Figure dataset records
--- START ---
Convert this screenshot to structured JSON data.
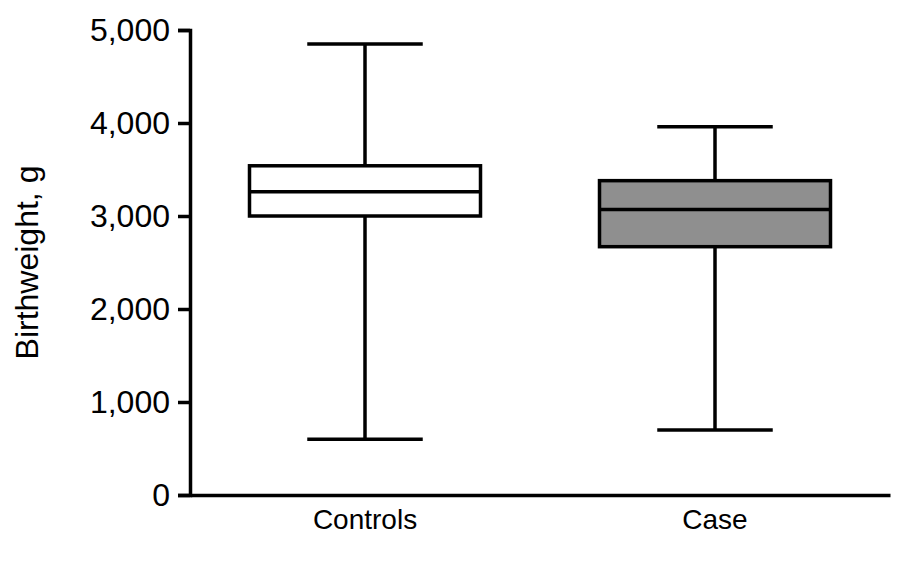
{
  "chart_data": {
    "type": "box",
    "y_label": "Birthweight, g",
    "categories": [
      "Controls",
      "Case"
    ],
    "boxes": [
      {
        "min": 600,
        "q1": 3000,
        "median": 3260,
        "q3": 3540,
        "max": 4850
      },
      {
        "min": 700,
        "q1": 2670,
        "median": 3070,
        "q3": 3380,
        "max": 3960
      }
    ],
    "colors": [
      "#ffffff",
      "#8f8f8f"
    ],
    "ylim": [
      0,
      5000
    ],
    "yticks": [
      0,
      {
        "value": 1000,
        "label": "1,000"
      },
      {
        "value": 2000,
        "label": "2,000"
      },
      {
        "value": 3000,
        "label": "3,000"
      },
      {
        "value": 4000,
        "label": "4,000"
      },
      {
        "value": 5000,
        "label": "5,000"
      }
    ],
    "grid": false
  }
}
--- END ---
Quote the records above exactly, leaving out any pictures.

Convert this screenshot to structured JSON data.
{
  "chart_data": {
    "type": "box",
    "y_label": "Birthweight, g",
    "categories": [
      "Controls",
      "Case"
    ],
    "boxes": [
      {
        "min": 600,
        "q1": 3000,
        "median": 3260,
        "q3": 3540,
        "max": 4850
      },
      {
        "min": 700,
        "q1": 2670,
        "median": 3070,
        "q3": 3380,
        "max": 3960
      }
    ],
    "colors": [
      "#ffffff",
      "#8f8f8f"
    ],
    "ylim": [
      0,
      5000
    ],
    "yticks": [
      0,
      {
        "value": 1000,
        "label": "1,000"
      },
      {
        "value": 2000,
        "label": "2,000"
      },
      {
        "value": 3000,
        "label": "3,000"
      },
      {
        "value": 4000,
        "label": "4,000"
      },
      {
        "value": 5000,
        "label": "5,000"
      }
    ],
    "grid": false
  }
}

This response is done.